To be done: Could you update the rows from the start to the line with "legend-label: Opasnost: xyxy=(317,516,372,530)", changing "level-cell" to "grid-cell" and leaving everything else unchanged?

▬▬▬▬▬▬

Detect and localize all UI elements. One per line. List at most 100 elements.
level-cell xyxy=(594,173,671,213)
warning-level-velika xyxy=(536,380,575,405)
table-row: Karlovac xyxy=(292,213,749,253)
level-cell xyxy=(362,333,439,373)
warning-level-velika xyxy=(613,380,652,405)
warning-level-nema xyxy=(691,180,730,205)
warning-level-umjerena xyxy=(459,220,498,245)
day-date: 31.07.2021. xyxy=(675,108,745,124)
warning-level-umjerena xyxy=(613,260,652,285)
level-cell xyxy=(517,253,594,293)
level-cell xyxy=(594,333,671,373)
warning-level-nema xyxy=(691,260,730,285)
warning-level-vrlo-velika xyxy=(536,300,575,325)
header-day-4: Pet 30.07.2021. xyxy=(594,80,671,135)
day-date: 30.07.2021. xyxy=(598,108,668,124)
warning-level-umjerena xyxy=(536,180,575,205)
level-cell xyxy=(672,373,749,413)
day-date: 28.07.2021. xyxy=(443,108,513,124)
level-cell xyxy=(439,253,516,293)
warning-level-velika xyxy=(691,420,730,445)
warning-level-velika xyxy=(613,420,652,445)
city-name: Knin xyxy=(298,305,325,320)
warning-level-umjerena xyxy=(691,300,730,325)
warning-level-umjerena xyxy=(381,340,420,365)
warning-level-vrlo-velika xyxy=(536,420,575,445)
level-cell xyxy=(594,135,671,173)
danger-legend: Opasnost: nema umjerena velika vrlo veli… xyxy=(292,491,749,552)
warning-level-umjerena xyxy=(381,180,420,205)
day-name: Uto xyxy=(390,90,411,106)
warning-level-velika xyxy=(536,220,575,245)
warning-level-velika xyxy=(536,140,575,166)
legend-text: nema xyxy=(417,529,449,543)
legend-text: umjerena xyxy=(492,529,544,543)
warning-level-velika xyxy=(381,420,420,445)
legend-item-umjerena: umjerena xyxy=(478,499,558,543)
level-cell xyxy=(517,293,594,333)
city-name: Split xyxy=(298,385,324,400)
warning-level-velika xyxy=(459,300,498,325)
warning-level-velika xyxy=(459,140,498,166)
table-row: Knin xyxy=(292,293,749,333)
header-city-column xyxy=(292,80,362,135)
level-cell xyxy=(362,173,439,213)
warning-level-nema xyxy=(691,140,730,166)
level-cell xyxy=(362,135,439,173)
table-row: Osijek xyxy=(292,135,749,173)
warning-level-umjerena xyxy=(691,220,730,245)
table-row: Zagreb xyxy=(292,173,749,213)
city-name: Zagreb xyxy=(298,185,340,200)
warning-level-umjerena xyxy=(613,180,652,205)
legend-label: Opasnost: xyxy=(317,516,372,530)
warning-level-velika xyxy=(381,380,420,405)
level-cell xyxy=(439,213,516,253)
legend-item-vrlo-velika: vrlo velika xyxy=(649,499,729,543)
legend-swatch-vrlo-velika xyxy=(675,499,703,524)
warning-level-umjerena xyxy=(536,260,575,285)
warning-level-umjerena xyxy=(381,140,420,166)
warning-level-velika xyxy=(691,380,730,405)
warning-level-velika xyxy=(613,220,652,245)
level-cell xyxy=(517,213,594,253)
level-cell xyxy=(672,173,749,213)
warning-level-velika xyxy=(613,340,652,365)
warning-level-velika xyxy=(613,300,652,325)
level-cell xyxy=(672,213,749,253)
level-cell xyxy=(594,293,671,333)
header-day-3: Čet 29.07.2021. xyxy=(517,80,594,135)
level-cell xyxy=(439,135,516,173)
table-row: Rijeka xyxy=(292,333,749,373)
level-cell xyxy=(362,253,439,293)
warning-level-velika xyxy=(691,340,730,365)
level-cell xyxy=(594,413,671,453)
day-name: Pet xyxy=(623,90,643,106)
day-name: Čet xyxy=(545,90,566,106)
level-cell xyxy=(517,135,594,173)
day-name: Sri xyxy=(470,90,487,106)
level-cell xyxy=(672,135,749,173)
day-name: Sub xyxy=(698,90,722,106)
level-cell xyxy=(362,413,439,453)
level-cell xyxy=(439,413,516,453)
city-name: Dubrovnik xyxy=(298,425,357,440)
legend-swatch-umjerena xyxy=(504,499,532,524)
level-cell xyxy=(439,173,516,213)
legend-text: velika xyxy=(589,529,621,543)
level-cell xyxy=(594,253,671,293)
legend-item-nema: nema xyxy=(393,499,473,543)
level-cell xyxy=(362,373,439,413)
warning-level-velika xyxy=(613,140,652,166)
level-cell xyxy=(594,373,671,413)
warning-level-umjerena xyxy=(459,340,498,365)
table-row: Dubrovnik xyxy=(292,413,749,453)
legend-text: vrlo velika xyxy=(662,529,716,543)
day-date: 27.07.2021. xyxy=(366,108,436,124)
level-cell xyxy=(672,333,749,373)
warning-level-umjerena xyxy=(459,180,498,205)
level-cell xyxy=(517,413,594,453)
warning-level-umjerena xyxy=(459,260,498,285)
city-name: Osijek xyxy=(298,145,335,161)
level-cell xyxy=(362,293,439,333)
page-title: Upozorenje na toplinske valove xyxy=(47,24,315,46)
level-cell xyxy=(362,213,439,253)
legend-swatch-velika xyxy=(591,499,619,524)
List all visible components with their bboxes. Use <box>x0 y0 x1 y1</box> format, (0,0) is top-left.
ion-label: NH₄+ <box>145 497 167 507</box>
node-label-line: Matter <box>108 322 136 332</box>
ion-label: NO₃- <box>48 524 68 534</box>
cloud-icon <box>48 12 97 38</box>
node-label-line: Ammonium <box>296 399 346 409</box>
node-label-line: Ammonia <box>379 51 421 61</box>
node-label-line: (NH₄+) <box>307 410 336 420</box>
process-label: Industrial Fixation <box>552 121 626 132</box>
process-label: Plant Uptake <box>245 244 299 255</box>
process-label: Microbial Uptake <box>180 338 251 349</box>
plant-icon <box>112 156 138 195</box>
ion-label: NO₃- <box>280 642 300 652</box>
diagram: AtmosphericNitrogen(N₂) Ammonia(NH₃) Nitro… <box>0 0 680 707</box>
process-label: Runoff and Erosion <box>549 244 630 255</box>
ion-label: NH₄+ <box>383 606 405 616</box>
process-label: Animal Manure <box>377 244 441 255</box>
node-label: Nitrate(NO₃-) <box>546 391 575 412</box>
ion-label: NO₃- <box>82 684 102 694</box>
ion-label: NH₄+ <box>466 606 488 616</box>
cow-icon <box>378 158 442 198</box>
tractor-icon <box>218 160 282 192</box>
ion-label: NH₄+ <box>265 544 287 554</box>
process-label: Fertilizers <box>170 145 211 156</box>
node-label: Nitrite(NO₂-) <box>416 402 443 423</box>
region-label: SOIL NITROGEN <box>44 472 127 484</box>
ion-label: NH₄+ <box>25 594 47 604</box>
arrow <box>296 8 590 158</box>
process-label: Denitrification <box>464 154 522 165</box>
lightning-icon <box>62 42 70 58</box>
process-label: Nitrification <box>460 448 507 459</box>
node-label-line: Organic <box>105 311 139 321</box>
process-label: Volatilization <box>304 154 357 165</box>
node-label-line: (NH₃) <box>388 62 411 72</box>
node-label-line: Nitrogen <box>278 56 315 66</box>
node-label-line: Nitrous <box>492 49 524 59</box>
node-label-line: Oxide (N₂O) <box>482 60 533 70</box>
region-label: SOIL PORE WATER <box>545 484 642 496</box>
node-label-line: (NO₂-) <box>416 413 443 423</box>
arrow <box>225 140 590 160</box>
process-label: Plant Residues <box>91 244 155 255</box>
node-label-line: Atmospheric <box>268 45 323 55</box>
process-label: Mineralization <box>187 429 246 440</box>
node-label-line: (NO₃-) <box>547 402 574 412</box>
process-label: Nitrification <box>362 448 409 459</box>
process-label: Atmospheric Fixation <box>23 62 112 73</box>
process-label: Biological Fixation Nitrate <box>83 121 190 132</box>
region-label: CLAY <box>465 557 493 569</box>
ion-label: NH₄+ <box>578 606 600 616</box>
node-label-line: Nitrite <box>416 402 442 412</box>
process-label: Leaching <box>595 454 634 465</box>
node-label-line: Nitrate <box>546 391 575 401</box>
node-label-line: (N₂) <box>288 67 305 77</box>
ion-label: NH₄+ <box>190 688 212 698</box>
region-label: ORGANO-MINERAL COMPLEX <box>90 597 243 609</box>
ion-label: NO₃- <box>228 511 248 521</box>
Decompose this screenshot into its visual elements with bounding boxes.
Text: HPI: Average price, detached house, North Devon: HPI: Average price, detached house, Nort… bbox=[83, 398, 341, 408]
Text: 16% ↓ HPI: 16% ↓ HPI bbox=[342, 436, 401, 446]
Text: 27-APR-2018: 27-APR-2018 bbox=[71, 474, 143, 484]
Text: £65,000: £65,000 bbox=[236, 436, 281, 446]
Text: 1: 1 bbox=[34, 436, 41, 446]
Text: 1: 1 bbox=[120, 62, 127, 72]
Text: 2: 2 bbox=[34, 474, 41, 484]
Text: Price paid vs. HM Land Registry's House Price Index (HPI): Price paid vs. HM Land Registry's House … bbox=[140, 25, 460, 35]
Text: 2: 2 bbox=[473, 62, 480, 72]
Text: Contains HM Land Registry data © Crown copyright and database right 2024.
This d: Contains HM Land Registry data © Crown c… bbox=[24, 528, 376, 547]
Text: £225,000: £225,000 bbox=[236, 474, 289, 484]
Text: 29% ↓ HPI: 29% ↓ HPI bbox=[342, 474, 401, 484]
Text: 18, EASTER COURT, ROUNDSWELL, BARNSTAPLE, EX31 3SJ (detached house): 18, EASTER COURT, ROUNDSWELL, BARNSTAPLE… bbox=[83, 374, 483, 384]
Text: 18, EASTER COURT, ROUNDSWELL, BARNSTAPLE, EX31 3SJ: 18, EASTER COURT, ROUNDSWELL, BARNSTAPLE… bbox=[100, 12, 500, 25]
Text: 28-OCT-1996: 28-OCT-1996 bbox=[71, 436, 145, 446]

▬▬▬▬▬▬

Task answer:
Detect and localize all UI elements. One per line. List at most 100 elements.
grid-cell xyxy=(594,173,671,213)
warning-level-velika xyxy=(536,380,575,405)
table-row: Karlovac xyxy=(292,213,749,253)
grid-cell xyxy=(362,333,439,373)
warning-level-velika xyxy=(613,380,652,405)
warning-level-nema xyxy=(691,180,730,205)
warning-level-umjerena xyxy=(459,220,498,245)
day-date: 31.07.2021. xyxy=(675,108,745,124)
warning-level-umjerena xyxy=(613,260,652,285)
grid-cell xyxy=(517,253,594,293)
grid-cell xyxy=(594,333,671,373)
warning-level-nema xyxy=(691,260,730,285)
warning-level-vrlo-velika xyxy=(536,300,575,325)
header-day-4: Pet 30.07.2021. xyxy=(594,80,671,135)
day-date: 30.07.2021. xyxy=(598,108,668,124)
warning-level-umjerena xyxy=(536,180,575,205)
grid-cell xyxy=(672,373,749,413)
day-date: 28.07.2021. xyxy=(443,108,513,124)
grid-cell xyxy=(439,253,516,293)
warning-level-velika xyxy=(691,420,730,445)
warning-level-velika xyxy=(613,420,652,445)
city-name: Knin xyxy=(298,305,325,320)
warning-level-umjerena xyxy=(691,300,730,325)
warning-level-umjerena xyxy=(381,340,420,365)
warning-level-vrlo-velika xyxy=(536,420,575,445)
grid-cell xyxy=(594,135,671,173)
danger-legend: Opasnost: nema umjerena velika vrlo veli… xyxy=(292,491,749,552)
warning-level-umjerena xyxy=(381,180,420,205)
day-name: Uto xyxy=(390,90,411,106)
warning-level-velika xyxy=(536,220,575,245)
warning-level-velika xyxy=(536,140,575,166)
legend-text: nema xyxy=(417,529,449,543)
legend-text: umjerena xyxy=(492,529,544,543)
warning-level-velika xyxy=(381,420,420,445)
legend-item-umjerena: umjerena xyxy=(478,499,558,543)
grid-cell xyxy=(517,293,594,333)
city-name: Split xyxy=(298,385,324,400)
warning-level-velika xyxy=(459,300,498,325)
warning-level-velika xyxy=(459,140,498,166)
table-row: Knin xyxy=(292,293,749,333)
header-city-column xyxy=(292,80,362,135)
grid-cell xyxy=(362,173,439,213)
warning-level-nema xyxy=(691,140,730,166)
grid-cell xyxy=(362,135,439,173)
table-row: Osijek xyxy=(292,135,749,173)
warning-level-umjerena xyxy=(691,220,730,245)
table-row: Zagreb xyxy=(292,173,749,213)
city-name: Zagreb xyxy=(298,185,340,200)
warning-level-umjerena xyxy=(613,180,652,205)
legend-label: Opasnost: xyxy=(317,516,372,530)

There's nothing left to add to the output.